**Instructions for the task**
Each line of the data that includes the string "Domestic" is to be copied out.
## start
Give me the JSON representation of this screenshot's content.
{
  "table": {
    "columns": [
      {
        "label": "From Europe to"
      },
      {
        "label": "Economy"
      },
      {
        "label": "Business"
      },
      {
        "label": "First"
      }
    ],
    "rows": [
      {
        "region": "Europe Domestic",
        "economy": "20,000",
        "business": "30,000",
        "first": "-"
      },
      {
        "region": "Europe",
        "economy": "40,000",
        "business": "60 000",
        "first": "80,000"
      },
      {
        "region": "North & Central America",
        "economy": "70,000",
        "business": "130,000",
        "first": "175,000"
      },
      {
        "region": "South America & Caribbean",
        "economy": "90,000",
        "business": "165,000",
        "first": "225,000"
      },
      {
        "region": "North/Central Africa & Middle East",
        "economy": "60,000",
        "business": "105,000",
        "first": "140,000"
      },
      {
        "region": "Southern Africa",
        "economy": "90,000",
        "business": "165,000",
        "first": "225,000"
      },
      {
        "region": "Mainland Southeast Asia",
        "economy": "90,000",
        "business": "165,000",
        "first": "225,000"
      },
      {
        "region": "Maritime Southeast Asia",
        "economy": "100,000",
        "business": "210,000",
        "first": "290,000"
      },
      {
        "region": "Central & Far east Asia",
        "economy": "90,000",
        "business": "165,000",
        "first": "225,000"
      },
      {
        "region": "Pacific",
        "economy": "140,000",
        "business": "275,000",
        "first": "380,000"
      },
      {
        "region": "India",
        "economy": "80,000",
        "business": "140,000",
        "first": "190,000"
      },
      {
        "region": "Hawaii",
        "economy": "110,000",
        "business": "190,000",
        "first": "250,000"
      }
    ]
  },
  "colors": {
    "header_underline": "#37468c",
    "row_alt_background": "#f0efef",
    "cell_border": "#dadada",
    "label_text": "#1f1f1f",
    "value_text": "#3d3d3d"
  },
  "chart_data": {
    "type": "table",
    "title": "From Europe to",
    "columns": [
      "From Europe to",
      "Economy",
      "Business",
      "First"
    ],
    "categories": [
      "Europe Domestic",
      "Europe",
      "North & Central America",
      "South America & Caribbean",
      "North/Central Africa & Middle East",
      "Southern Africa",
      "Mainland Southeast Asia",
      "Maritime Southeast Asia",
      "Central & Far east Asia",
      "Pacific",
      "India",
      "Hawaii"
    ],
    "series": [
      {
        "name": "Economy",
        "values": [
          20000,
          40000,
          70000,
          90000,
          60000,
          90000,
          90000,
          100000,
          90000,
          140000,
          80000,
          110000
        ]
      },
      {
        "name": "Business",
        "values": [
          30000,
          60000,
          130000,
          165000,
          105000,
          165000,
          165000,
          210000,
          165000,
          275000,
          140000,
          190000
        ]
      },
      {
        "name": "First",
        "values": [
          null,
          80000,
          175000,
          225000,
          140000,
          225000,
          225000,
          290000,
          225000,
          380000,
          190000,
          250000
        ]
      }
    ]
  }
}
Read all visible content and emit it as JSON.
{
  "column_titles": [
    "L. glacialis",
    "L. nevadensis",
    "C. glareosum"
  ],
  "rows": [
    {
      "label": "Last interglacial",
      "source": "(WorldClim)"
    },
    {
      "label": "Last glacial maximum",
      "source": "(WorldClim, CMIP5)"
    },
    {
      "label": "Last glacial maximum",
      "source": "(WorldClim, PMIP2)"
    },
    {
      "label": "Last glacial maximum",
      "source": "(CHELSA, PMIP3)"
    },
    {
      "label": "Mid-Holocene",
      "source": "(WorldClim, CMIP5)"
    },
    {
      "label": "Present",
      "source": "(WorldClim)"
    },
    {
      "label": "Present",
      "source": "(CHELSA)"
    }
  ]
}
## end
**Exercise response**
        "region": "Europe Domestic",
      "Europe Domestic",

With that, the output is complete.